* **Raw records**:

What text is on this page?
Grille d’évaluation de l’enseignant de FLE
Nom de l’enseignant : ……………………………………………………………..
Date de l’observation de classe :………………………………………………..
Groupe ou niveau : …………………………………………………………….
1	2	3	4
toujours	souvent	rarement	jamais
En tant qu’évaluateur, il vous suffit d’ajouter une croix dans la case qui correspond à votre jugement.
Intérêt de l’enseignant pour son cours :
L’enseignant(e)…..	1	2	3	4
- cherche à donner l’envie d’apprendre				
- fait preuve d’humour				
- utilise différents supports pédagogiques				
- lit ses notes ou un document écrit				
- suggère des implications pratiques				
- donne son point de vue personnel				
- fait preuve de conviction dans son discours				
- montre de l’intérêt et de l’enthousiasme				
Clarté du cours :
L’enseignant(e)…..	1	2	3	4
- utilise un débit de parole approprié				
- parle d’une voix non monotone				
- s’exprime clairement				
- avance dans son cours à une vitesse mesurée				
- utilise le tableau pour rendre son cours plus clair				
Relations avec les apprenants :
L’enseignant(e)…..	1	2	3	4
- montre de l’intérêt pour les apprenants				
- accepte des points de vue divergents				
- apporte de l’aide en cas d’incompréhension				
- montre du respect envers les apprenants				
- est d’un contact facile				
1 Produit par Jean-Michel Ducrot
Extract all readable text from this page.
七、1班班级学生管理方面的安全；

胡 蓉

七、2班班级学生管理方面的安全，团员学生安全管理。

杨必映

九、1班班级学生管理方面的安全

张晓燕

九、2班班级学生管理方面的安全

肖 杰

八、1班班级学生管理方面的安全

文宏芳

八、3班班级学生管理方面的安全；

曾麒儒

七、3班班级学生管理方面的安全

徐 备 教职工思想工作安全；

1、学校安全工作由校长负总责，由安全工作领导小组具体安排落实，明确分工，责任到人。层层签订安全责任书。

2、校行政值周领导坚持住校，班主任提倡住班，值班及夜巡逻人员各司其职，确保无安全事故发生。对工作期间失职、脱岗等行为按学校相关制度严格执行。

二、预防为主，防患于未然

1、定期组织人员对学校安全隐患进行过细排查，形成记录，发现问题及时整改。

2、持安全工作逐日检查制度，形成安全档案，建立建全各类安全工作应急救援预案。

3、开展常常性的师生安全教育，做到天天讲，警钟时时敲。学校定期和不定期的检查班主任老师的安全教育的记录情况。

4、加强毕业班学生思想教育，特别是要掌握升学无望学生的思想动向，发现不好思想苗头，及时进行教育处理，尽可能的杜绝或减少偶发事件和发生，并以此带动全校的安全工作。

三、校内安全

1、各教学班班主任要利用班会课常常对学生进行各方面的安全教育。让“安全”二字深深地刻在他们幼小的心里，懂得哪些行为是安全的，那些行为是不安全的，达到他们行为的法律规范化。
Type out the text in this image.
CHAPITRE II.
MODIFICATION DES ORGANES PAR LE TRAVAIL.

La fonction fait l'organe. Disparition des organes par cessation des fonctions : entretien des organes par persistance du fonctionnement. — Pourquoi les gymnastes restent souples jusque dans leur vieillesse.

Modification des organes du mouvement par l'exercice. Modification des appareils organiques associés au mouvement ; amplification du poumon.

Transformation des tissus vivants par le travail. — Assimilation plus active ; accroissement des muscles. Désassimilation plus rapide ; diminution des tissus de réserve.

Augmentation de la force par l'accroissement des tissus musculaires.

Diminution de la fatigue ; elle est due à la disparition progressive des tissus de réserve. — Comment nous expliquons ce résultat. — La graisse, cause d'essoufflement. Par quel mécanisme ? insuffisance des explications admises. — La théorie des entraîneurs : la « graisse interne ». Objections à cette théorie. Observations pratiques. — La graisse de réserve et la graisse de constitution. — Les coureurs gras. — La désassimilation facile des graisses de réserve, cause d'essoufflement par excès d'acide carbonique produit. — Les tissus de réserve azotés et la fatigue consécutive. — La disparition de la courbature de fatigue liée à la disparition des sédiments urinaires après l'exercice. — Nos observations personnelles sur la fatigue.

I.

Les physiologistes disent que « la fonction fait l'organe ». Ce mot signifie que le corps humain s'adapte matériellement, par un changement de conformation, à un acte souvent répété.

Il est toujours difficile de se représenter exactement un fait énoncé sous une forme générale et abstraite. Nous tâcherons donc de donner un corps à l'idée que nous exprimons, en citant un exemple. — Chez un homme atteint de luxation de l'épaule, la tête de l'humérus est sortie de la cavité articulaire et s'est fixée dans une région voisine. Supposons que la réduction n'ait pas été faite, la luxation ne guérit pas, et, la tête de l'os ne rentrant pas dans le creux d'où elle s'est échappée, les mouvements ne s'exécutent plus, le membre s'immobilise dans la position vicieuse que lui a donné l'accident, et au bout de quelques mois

==

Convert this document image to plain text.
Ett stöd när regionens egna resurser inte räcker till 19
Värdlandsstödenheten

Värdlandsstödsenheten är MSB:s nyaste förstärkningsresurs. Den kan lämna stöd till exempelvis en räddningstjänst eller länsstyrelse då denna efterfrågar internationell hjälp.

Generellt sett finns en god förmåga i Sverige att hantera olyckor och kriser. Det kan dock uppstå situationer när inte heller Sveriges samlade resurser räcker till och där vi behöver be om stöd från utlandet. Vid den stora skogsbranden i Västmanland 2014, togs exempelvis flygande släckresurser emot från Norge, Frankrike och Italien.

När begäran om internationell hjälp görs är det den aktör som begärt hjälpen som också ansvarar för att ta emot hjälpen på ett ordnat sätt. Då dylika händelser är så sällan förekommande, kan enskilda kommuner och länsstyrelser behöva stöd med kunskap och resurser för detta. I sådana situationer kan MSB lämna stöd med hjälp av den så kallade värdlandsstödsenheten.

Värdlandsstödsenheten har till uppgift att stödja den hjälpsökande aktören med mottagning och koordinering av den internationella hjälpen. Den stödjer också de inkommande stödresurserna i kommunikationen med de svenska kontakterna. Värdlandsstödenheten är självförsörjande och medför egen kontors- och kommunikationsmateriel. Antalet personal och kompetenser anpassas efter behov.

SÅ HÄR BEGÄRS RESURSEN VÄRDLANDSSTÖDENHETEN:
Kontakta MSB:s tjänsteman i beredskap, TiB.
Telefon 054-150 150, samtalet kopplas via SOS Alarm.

* **Request**:
State how many lines of the listing include "souvent", and nothing more.

* **Correct result**:
2